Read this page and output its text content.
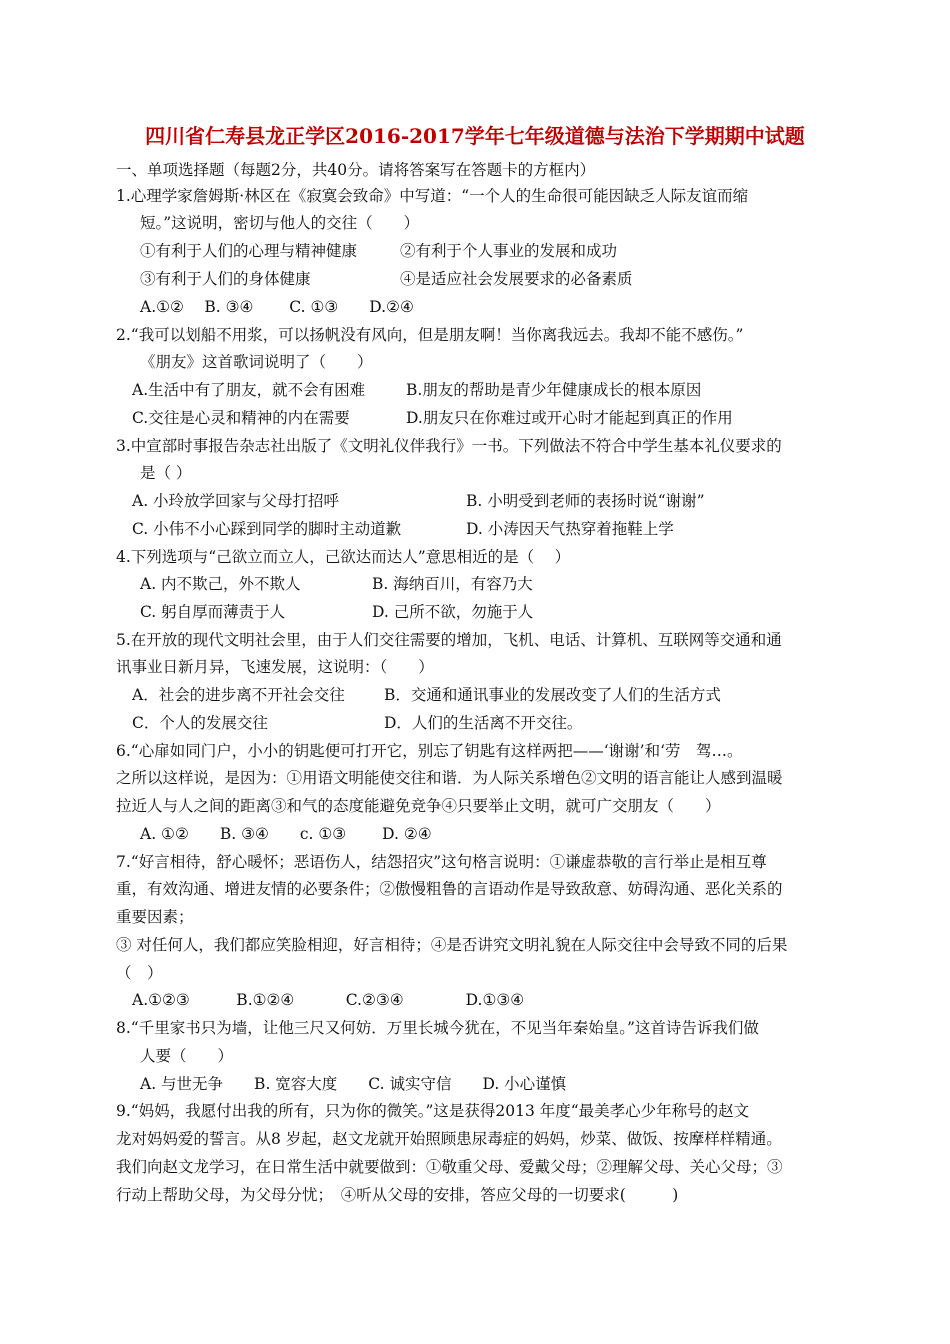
四川省仁寿县龙正学区2016-2017学年七年级道德与法治下学期期中试题
一、单项选择题（每题2分，共40分。请将答案写在答题卡的方框内）
1.心理学家詹姆斯·林区在《寂寞会致命》中写道：“一个人的生命很可能因缺乏人际友谊而缩
短。”这说明，密切与他人的交往（　　）
①有利于人们的心理与精神健康	②有利于个人事业的发展和成功
③有利于人们的身体健康	④是适应社会发展要求的必备素质
A.①②　 B. ③④　　 C. ①③　　D.②④
2.“我可以划船不用浆，可以扬帆没有风向，但是朋友啊！当你离我远去。我却不能不感伤。”
《朋友》这首歌词说明了（　　）
A.生活中有了朋友，就不会有困难	B.朋友的帮助是青少年健康成长的根本原因
C.交往是心灵和精神的内在需要	D.朋友只在你难过或开心时才能起到真正的作用
3.中宣部时事报告杂志社出版了《文明礼仪伴我行》一书。下列做法不符合中学生基本礼仪要求的
是（ ）
A. 小玲放学回家与父母打招呼	B. 小明受到老师的表扬时说“谢谢”
C. 小伟不小心踩到同学的脚时主动道歉	D. 小涛因天气热穿着拖鞋上学
4.下列选项与“己欲立而立人，己欲达而达人”意思相近的是（　 ）
A. 内不欺己，外不欺人	B. 海纳百川，有容乃大
C. 躬自厚而薄责于人	D. 己所不欲，勿施于人
5.在开放的现代文明社会里，由于人们交往需要的增加，飞机、电话、计算机、互联网等交通和通
讯事业日新月异，飞速发展，这说明：（　　）
A．社会的进步离不开社会交往	B．交通和通讯事业的发展改变了人们的生活方式
C．个人的发展交往	D．人们的生活离不开交往。
6.“心扉如同门户，小小的钥匙便可打开它，别忘了钥匙有这样两把——‘谢谢’和‘劳　驾…。
之所以这样说，是因为：①用语文明能使交往和谐．为人际关系增色②文明的语言能让人感到温暖
拉近人与人之间的距离③和气的态度能避免竞争④只要举止文明，就可广交朋友（　　）
A. ①②　　B. ③④　　c. ①③　　 D. ②④
7.“好言相待，舒心暖怀；恶语伤人，结怨招灾”这句格言说明：①谦虚恭敬的言行举止是相互尊
重，有效沟通、增进友情的必要条件；②傲慢粗鲁的言语动作是导致敌意、妨碍沟通、恶化关系的
重要因素；
③ 对任何人，我们都应笑脸相迎，好言相待；④是否讲究文明礼貌在人际交往中会导致不同的后果
（　）
A.①②③　　　B.①②④　　　 C.②③④　　　　D.①③④
8.“千里家书只为墙，让他三尺又何妨．万里长城今犹在，不见当年秦始皇。”这首诗告诉我们做
人要（　　）
A. 与世无争　　B. 宽容大度　　C. 诚实守信　　D. 小心谨慎
9.“妈妈，我愿付出我的所有，只为你的微笑。”这是获得2013 年度“最美孝心少年称号的赵文
龙对妈妈爱的誓言。从8 岁起，赵文龙就开始照顾患尿毒症的妈妈，炒菜、做饭、按摩样样精通。
我们向赵文龙学习，在日常生活中就要做到：①敬重父母、爱戴父母；②理解父母、关心父母；③
行动上帮助父母，为父母分忧；　④听从父母的安排，答应父母的一切要求(　　　)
....
◆ PROBLEM DETAILS
Would you set down the listing exactly, omitting pictures?

◆ OUTPUT BELOW
Read this page and output its text content.
四川省仁寿县龙正学区2016-2017学年七年级道德与法治下学期期中试题
一、单项选择题（每题2分，共40分。请将答案写在答题卡的方框内）
1.心理学家詹姆斯·林区在《寂寞会致命》中写道：“一个人的生命很可能因缺乏人际友谊而缩
短。”这说明，密切与他人的交往（　　）
①有利于人们的心理与精神健康	②有利于个人事业的发展和成功
③有利于人们的身体健康	④是适应社会发展要求的必备素质
A.①②　 B. ③④　　 C. ①③　　D.②④
2.“我可以划船不用浆，可以扬帆没有风向，但是朋友啊！当你离我远去。我却不能不感伤。”
《朋友》这首歌词说明了（　　）
A.生活中有了朋友，就不会有困难	B.朋友的帮助是青少年健康成长的根本原因
C.交往是心灵和精神的内在需要	D.朋友只在你难过或开心时才能起到真正的作用
3.中宣部时事报告杂志社出版了《文明礼仪伴我行》一书。下列做法不符合中学生基本礼仪要求的
是（ ）
A. 小玲放学回家与父母打招呼	B. 小明受到老师的表扬时说“谢谢”
C. 小伟不小心踩到同学的脚时主动道歉	D. 小涛因天气热穿着拖鞋上学
4.下列选项与“己欲立而立人，己欲达而达人”意思相近的是（　 ）
A. 内不欺己，外不欺人	B. 海纳百川，有容乃大
C. 躬自厚而薄责于人	D. 己所不欲，勿施于人
5.在开放的现代文明社会里，由于人们交往需要的增加，飞机、电话、计算机、互联网等交通和通
讯事业日新月异，飞速发展，这说明：（　　）
A．社会的进步离不开社会交往	B．交通和通讯事业的发展改变了人们的生活方式
C．个人的发展交往	D．人们的生活离不开交往。
6.“心扉如同门户，小小的钥匙便可打开它，别忘了钥匙有这样两把——‘谢谢’和‘劳　驾…。
之所以这样说，是因为：①用语文明能使交往和谐．为人际关系增色②文明的语言能让人感到温暖
拉近人与人之间的距离③和气的态度能避免竞争④只要举止文明，就可广交朋友（　　）
A. ①②　　B. ③④　　c. ①③　　 D. ②④
7.“好言相待，舒心暖怀；恶语伤人，结怨招灾”这句格言说明：①谦虚恭敬的言行举止是相互尊
重，有效沟通、增进友情的必要条件；②傲慢粗鲁的言语动作是导致敌意、妨碍沟通、恶化关系的
重要因素；
③ 对任何人，我们都应笑脸相迎，好言相待；④是否讲究文明礼貌在人际交往中会导致不同的后果
（　）
A.①②③　　　B.①②④　　　 C.②③④　　　　D.①③④
8.“千里家书只为墙，让他三尺又何妨．万里长城今犹在，不见当年秦始皇。”这首诗告诉我们做
人要（　　）
A. 与世无争　　B. 宽容大度　　C. 诚实守信　　D. 小心谨慎
9.“妈妈，我愿付出我的所有，只为你的微笑。”这是获得2013 年度“最美孝心少年称号的赵文
龙对妈妈爱的誓言。从8 岁起，赵文龙就开始照顾患尿毒症的妈妈，炒菜、做饭、按摩样样精通。
我们向赵文龙学习，在日常生活中就要做到：①敬重父母、爱戴父母；②理解父母、关心父母；③
行动上帮助父母，为父母分忧；　④听从父母的安排，答应父母的一切要求(　　　)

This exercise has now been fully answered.